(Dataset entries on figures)
###

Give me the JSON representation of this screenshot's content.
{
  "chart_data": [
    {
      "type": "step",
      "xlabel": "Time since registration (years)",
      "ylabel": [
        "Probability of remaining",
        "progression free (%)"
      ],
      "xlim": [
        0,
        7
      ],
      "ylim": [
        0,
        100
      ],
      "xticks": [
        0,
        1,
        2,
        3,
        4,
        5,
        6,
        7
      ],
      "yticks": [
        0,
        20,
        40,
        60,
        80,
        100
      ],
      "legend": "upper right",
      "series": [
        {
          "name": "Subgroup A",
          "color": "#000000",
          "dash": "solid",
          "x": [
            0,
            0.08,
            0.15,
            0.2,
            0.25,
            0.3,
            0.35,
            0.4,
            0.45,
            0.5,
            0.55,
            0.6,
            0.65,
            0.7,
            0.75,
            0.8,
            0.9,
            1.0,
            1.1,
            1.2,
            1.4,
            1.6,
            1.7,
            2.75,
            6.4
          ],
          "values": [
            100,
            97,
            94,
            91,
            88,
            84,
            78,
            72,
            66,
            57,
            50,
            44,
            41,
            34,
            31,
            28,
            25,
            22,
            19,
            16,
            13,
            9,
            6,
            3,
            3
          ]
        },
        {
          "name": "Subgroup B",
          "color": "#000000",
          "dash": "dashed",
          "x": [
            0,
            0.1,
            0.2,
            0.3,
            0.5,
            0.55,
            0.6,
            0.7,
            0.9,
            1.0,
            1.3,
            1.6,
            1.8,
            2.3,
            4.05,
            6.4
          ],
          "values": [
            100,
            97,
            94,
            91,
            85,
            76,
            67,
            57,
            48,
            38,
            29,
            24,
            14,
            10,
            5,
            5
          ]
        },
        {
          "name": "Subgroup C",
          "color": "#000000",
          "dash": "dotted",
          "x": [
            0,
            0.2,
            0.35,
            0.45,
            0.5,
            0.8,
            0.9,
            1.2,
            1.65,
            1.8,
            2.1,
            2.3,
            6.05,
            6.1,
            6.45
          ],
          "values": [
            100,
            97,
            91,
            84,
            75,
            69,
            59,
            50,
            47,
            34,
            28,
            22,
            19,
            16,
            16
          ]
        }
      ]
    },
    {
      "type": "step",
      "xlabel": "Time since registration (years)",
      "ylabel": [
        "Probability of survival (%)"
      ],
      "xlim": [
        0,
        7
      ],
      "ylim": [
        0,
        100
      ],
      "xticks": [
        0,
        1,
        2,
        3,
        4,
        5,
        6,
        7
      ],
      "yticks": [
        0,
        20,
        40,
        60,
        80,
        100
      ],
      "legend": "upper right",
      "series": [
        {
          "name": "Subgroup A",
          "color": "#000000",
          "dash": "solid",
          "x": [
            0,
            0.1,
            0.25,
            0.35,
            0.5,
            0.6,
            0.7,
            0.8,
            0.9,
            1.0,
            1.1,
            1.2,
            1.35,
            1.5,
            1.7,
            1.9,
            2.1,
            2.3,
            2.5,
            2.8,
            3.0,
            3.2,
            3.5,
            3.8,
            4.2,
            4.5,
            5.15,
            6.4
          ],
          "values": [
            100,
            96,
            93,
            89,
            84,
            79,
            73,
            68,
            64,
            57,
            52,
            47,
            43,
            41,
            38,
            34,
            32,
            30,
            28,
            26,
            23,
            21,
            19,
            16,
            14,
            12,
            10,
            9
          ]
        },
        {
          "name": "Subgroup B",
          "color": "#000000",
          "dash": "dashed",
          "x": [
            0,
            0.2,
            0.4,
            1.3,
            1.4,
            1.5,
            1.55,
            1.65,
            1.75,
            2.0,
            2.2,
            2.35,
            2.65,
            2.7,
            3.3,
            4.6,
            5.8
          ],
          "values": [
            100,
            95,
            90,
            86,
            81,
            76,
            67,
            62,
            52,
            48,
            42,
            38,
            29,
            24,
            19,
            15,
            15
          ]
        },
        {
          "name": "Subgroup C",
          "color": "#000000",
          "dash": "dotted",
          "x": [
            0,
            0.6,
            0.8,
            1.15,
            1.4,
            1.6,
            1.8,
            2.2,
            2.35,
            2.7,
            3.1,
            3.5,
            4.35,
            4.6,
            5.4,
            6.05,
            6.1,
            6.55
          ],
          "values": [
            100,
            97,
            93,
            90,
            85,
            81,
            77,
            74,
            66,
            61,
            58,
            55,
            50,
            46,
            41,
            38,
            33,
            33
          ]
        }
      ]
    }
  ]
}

###

■ Required work ■
Output the full listing exactly as it stands.

■ Full response ■
Give me the JSON representation of this screenshot's content.
{
  "chart_data": [
    {
      "type": "step",
      "xlabel": "Time since registration (years)",
      "ylabel": [
        "Probability of remaining",
        "progression free (%)"
      ],
      "xlim": [
        0,
        7
      ],
      "ylim": [
        0,
        100
      ],
      "xticks": [
        0,
        1,
        2,
        3,
        4,
        5,
        6,
        7
      ],
      "yticks": [
        0,
        20,
        40,
        60,
        80,
        100
      ],
      "legend": "upper right",
      "series": [
        {
          "name": "Subgroup A",
          "color": "#000000",
          "dash": "solid",
          "x": [
            0,
            0.08,
            0.15,
            0.2,
            0.25,
            0.3,
            0.35,
            0.4,
            0.45,
            0.5,
            0.55,
            0.6,
            0.65,
            0.7,
            0.75,
            0.8,
            0.9,
            1.0,
            1.1,
            1.2,
            1.4,
            1.6,
            1.7,
            2.75,
            6.4
          ],
          "values": [
            100,
            97,
            94,
            91,
            88,
            84,
            78,
            72,
            66,
            57,
            50,
            44,
            41,
            34,
            31,
            28,
            25,
            22,
            19,
            16,
            13,
            9,
            6,
            3,
            3
          ]
        },
        {
          "name": "Subgroup B",
          "color": "#000000",
          "dash": "dashed",
          "x": [
            0,
            0.1,
            0.2,
            0.3,
            0.5,
            0.55,
            0.6,
            0.7,
            0.9,
            1.0,
            1.3,
            1.6,
            1.8,
            2.3,
            4.05,
            6.4
          ],
          "values": [
            100,
            97,
            94,
            91,
            85,
            76,
            67,
            57,
            48,
            38,
            29,
            24,
            14,
            10,
            5,
            5
          ]
        },
        {
          "name": "Subgroup C",
          "color": "#000000",
          "dash": "dotted",
          "x": [
            0,
            0.2,
            0.35,
            0.45,
            0.5,
            0.8,
            0.9,
            1.2,
            1.65,
            1.8,
            2.1,
            2.3,
            6.05,
            6.1,
            6.45
          ],
          "values": [
            100,
            97,
            91,
            84,
            75,
            69,
            59,
            50,
            47,
            34,
            28,
            22,
            19,
            16,
            16
          ]
        }
      ]
    },
    {
      "type": "step",
      "xlabel": "Time since registration (years)",
      "ylabel": [
        "Probability of survival (%)"
      ],
      "xlim": [
        0,
        7
      ],
      "ylim": [
        0,
        100
      ],
      "xticks": [
        0,
        1,
        2,
        3,
        4,
        5,
        6,
        7
      ],
      "yticks": [
        0,
        20,
        40,
        60,
        80,
        100
      ],
      "legend": "upper right",
      "series": [
        {
          "name": "Subgroup A",
          "color": "#000000",
          "dash": "solid",
          "x": [
            0,
            0.1,
            0.25,
            0.35,
            0.5,
            0.6,
            0.7,
            0.8,
            0.9,
            1.0,
            1.1,
            1.2,
            1.35,
            1.5,
            1.7,
            1.9,
            2.1,
            2.3,
            2.5,
            2.8,
            3.0,
            3.2,
            3.5,
            3.8,
            4.2,
            4.5,
            5.15,
            6.4
          ],
          "values": [
            100,
            96,
            93,
            89,
            84,
            79,
            73,
            68,
            64,
            57,
            52,
            47,
            43,
            41,
            38,
            34,
            32,
            30,
            28,
            26,
            23,
            21,
            19,
            16,
            14,
            12,
            10,
            9
          ]
        },
        {
          "name": "Subgroup B",
          "color": "#000000",
          "dash": "dashed",
          "x": [
            0,
            0.2,
            0.4,
            1.3,
            1.4,
            1.5,
            1.55,
            1.65,
            1.75,
            2.0,
            2.2,
            2.35,
            2.65,
            2.7,
            3.3,
            4.6,
            5.8
          ],
          "values": [
            100,
            95,
            90,
            86,
            81,
            76,
            67,
            62,
            52,
            48,
            42,
            38,
            29,
            24,
            19,
            15,
            15
          ]
        },
        {
          "name": "Subgroup C",
          "color": "#000000",
          "dash": "dotted",
          "x": [
            0,
            0.6,
            0.8,
            1.15,
            1.4,
            1.6,
            1.8,
            2.2,
            2.35,
            2.7,
            3.1,
            3.5,
            4.35,
            4.6,
            5.4,
            6.05,
            6.1,
            6.55
          ],
          "values": [
            100,
            97,
            93,
            90,
            85,
            81,
            77,
            74,
            66,
            61,
            58,
            55,
            50,
            46,
            41,
            38,
            33,
            33
          ]
        }
      ]
    }
  ]
}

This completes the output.